[EXERCISE TASK] Repeat what the lines below say, word for word, and skip every image.

====== RECORDED DATA

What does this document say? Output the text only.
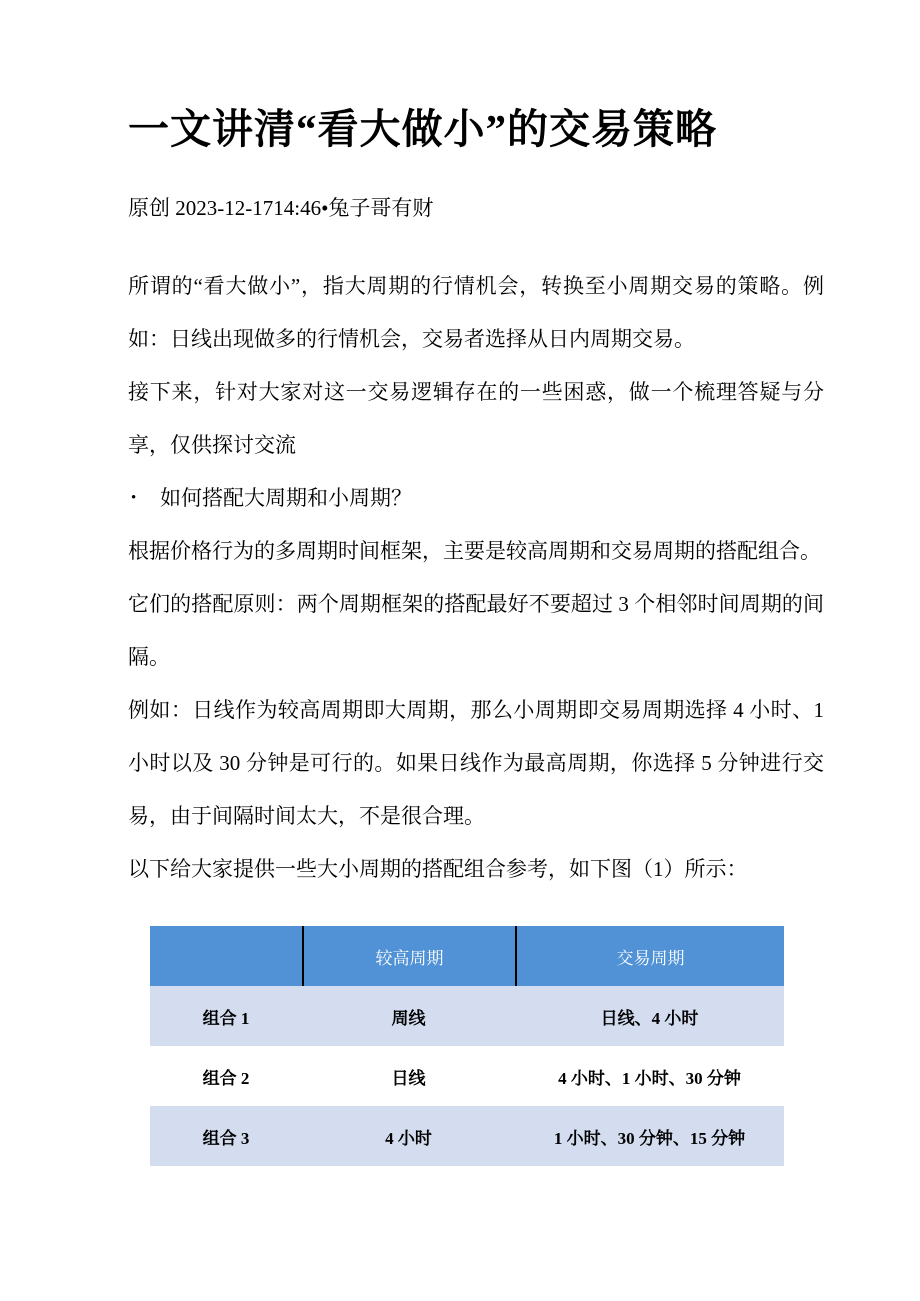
一文讲清“看大做小”的交易策略
原创 2023-12-1714:46•兔子哥有财

所谓的“看大做小”，指大周期的行情机会，转换至小周期交易的策略。例如：日线出现做多的行情机会，交易者选择从日内周期交易。

接下来，针对大家对这一交易逻辑存在的一些困惑，做一个梳理答疑与分享，仅供探讨交流

•	如何搭配大周期和小周期？

根据价格行为的多周期时间框架，主要是较高周期和交易周期的搭配组合。

它们的搭配原则：两个周期框架的搭配最好不要超过 3 个相邻时间周期的间隔。

例如：日线作为较高周期即大周期，那么小周期即交易周期选择 4 小时、1 小时以及 30 分钟是可行的。如果日线作为最高周期，你选择 5 分钟进行交易，由于间隔时间太大，不是很合理。

以下给大家提供一些大小周期的搭配组合参考，如下图（1）所示：

	较高周期	交易周期
组合 1	周线	日线、4 小时
组合 2	日线	4 小时、1 小时、30 分钟
组合 3	4 小时	1 小时、30 分钟、15 分钟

============

[EXERCISE OUTPUT]
What does this document say? Output the text only.
一文讲清“看大做小”的交易策略
原创 2023-12-1714:46•兔子哥有财

所谓的“看大做小”，指大周期的行情机会，转换至小周期交易的策略。例如：日线出现做多的行情机会，交易者选择从日内周期交易。

接下来，针对大家对这一交易逻辑存在的一些困惑，做一个梳理答疑与分享，仅供探讨交流

•	如何搭配大周期和小周期？

根据价格行为的多周期时间框架，主要是较高周期和交易周期的搭配组合。

它们的搭配原则：两个周期框架的搭配最好不要超过 3 个相邻时间周期的间隔。

例如：日线作为较高周期即大周期，那么小周期即交易周期选择 4 小时、1 小时以及 30 分钟是可行的。如果日线作为最高周期，你选择 5 分钟进行交易，由于间隔时间太大，不是很合理。

以下给大家提供一些大小周期的搭配组合参考，如下图（1）所示：

	较高周期	交易周期
组合 1	周线	日线、4 小时
组合 2	日线	4 小时、1 小时、30 分钟
组合 3	4 小时	1 小时、30 分钟、15 分钟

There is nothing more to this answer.